"""
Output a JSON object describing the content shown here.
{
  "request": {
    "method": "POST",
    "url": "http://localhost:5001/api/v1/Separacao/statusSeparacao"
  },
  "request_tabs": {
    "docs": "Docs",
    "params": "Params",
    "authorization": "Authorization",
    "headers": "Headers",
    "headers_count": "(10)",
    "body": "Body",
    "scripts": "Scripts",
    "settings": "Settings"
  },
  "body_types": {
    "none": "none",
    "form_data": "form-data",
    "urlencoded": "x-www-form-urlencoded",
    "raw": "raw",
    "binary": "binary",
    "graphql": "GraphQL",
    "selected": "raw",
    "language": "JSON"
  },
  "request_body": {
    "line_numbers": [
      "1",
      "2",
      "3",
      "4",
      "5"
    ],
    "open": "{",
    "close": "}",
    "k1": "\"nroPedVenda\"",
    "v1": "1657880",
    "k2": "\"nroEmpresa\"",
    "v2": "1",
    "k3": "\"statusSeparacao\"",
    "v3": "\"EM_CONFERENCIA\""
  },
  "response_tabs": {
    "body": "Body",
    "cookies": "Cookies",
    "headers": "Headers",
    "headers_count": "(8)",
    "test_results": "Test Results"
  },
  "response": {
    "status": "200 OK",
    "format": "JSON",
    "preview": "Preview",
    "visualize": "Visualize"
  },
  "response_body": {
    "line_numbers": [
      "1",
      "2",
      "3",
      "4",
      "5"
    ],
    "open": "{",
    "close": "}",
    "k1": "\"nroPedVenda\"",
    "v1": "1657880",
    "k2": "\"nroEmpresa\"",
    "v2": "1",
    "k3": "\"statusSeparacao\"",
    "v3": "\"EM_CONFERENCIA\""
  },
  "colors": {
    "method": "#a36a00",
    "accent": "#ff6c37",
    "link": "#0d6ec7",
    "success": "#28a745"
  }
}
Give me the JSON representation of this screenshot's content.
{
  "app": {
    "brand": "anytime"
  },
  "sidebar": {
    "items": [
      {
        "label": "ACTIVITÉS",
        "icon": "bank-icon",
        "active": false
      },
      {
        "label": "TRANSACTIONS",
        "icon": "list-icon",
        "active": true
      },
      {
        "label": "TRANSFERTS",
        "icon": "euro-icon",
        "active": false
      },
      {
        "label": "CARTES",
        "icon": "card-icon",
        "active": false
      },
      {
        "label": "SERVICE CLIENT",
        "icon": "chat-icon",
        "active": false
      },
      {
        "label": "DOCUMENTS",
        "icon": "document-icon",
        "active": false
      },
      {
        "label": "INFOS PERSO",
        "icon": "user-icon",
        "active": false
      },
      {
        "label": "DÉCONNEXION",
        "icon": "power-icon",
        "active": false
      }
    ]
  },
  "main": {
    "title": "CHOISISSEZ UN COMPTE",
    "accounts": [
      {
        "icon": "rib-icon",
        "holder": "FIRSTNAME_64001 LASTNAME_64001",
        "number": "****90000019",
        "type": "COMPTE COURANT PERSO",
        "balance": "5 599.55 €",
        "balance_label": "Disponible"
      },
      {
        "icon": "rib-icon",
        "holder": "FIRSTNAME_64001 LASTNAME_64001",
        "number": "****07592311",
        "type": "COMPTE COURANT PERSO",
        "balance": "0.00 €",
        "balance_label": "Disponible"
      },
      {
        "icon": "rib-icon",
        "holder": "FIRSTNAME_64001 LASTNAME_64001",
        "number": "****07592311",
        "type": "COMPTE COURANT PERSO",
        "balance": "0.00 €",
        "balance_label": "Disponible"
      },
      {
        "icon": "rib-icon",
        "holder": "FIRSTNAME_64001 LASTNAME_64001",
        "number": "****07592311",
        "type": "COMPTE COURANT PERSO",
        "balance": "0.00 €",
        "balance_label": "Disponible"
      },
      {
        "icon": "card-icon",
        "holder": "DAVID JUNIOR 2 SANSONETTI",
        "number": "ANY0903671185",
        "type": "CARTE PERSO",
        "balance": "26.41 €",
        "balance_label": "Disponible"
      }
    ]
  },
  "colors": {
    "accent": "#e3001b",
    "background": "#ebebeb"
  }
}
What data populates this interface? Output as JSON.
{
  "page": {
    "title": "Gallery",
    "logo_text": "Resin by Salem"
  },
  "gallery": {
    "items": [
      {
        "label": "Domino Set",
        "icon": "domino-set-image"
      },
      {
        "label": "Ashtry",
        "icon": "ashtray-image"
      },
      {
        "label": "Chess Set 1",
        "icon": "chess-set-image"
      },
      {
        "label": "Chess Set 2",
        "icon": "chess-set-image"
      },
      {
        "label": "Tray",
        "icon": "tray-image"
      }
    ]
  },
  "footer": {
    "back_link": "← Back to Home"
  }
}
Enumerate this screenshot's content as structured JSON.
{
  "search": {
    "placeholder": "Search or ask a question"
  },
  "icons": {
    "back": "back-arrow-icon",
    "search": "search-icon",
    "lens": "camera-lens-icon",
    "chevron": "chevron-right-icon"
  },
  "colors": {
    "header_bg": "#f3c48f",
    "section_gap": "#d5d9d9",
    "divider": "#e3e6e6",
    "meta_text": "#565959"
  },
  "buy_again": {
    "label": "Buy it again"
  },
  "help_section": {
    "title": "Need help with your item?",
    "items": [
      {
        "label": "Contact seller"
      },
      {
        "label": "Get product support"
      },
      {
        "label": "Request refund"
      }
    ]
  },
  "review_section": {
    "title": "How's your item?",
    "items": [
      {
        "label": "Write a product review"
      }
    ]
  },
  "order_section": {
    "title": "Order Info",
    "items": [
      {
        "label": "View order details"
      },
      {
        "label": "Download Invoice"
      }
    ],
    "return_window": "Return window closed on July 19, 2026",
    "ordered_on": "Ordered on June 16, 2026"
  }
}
"""
- _TASK INSTRUCTIONS_
Every line of the material must be returned exactly as it appears.

- _SOLUTION_
Output a JSON object describing the content shown here.
{
  "request": {
    "method": "POST",
    "url": "http://localhost:5001/api/v1/Separacao/statusSeparacao"
  },
  "request_tabs": {
    "docs": "Docs",
    "params": "Params",
    "authorization": "Authorization",
    "headers": "Headers",
    "headers_count": "(10)",
    "body": "Body",
    "scripts": "Scripts",
    "settings": "Settings"
  },
  "body_types": {
    "none": "none",
    "form_data": "form-data",
    "urlencoded": "x-www-form-urlencoded",
    "raw": "raw",
    "binary": "binary",
    "graphql": "GraphQL",
    "selected": "raw",
    "language": "JSON"
  },
  "request_body": {
    "line_numbers": [
      "1",
      "2",
      "3",
      "4",
      "5"
    ],
    "open": "{",
    "close": "}",
    "k1": "\"nroPedVenda\"",
    "v1": "1657880",
    "k2": "\"nroEmpresa\"",
    "v2": "1",
    "k3": "\"statusSeparacao\"",
    "v3": "\"EM_CONFERENCIA\""
  },
  "response_tabs": {
    "body": "Body",
    "cookies": "Cookies",
    "headers": "Headers",
    "headers_count": "(8)",
    "test_results": "Test Results"
  },
  "response": {
    "status": "200 OK",
    "format": "JSON",
    "preview": "Preview",
    "visualize": "Visualize"
  },
  "response_body": {
    "line_numbers": [
      "1",
      "2",
      "3",
      "4",
      "5"
    ],
    "open": "{",
    "close": "}",
    "k1": "\"nroPedVenda\"",
    "v1": "1657880",
    "k2": "\"nroEmpresa\"",
    "v2": "1",
    "k3": "\"statusSeparacao\"",
    "v3": "\"EM_CONFERENCIA\""
  },
  "colors": {
    "method": "#a36a00",
    "accent": "#ff6c37",
    "link": "#0d6ec7",
    "success": "#28a745"
  }
}
Give me the JSON representation of this screenshot's content.
{
  "app": {
    "brand": "anytime"
  },
  "sidebar": {
    "items": [
      {
        "label": "ACTIVITÉS",
        "icon": "bank-icon",
        "active": false
      },
      {
        "label": "TRANSACTIONS",
        "icon": "list-icon",
        "active": true
      },
      {
        "label": "TRANSFERTS",
        "icon": "euro-icon",
        "active": false
      },
      {
        "label": "CARTES",
        "icon": "card-icon",
        "active": false
      },
      {
        "label": "SERVICE CLIENT",
        "icon": "chat-icon",
        "active": false
      },
      {
        "label": "DOCUMENTS",
        "icon": "document-icon",
        "active": false
      },
      {
        "label": "INFOS PERSO",
        "icon": "user-icon",
        "active": false
      },
      {
        "label": "DÉCONNEXION",
        "icon": "power-icon",
        "active": false
      }
    ]
  },
  "main": {
    "title": "CHOISISSEZ UN COMPTE",
    "accounts": [
      {
        "icon": "rib-icon",
        "holder": "FIRSTNAME_64001 LASTNAME_64001",
        "number": "****90000019",
        "type": "COMPTE COURANT PERSO",
        "balance": "5 599.55 €",
        "balance_label": "Disponible"
      },
      {
        "icon": "rib-icon",
        "holder": "FIRSTNAME_64001 LASTNAME_64001",
        "number": "****07592311",
        "type": "COMPTE COURANT PERSO",
        "balance": "0.00 €",
        "balance_label": "Disponible"
      },
      {
        "icon": "rib-icon",
        "holder": "FIRSTNAME_64001 LASTNAME_64001",
        "number": "****07592311",
        "type": "COMPTE COURANT PERSO",
        "balance": "0.00 €",
        "balance_label": "Disponible"
      },
      {
        "icon": "rib-icon",
        "holder": "FIRSTNAME_64001 LASTNAME_64001",
        "number": "****07592311",
        "type": "COMPTE COURANT PERSO",
        "balance": "0.00 €",
        "balance_label": "Disponible"
      },
      {
        "icon": "card-icon",
        "holder": "DAVID JUNIOR 2 SANSONETTI",
        "number": "ANY0903671185",
        "type": "CARTE PERSO",
        "balance": "26.41 €",
        "balance_label": "Disponible"
      }
    ]
  },
  "colors": {
    "accent": "#e3001b",
    "background": "#ebebeb"
  }
}
What data populates this interface? Output as JSON.
{
  "page": {
    "title": "Gallery",
    "logo_text": "Resin by Salem"
  },
  "gallery": {
    "items": [
      {
        "label": "Domino Set",
        "icon": "domino-set-image"
      },
      {
        "label": "Ashtry",
        "icon": "ashtray-image"
      },
      {
        "label": "Chess Set 1",
        "icon": "chess-set-image"
      },
      {
        "label": "Chess Set 2",
        "icon": "chess-set-image"
      },
      {
        "label": "Tray",
        "icon": "tray-image"
      }
    ]
  },
  "footer": {
    "back_link": "← Back to Home"
  }
}
Enumerate this screenshot's content as structured JSON.
{
  "search": {
    "placeholder": "Search or ask a question"
  },
  "icons": {
    "back": "back-arrow-icon",
    "search": "search-icon",
    "lens": "camera-lens-icon",
    "chevron": "chevron-right-icon"
  },
  "colors": {
    "header_bg": "#f3c48f",
    "section_gap": "#d5d9d9",
    "divider": "#e3e6e6",
    "meta_text": "#565959"
  },
  "buy_again": {
    "label": "Buy it again"
  },
  "help_section": {
    "title": "Need help with your item?",
    "items": [
      {
        "label": "Contact seller"
      },
      {
        "label": "Get product support"
      },
      {
        "label": "Request refund"
      }
    ]
  },
  "review_section": {
    "title": "How's your item?",
    "items": [
      {
        "label": "Write a product review"
      }
    ]
  },
  "order_section": {
    "title": "Order Info",
    "items": [
      {
        "label": "View order details"
      },
      {
        "label": "Download Invoice"
      }
    ],
    "return_window": "Return window closed on July 19, 2026",
    "ordered_on": "Ordered on June 16, 2026"
  }
}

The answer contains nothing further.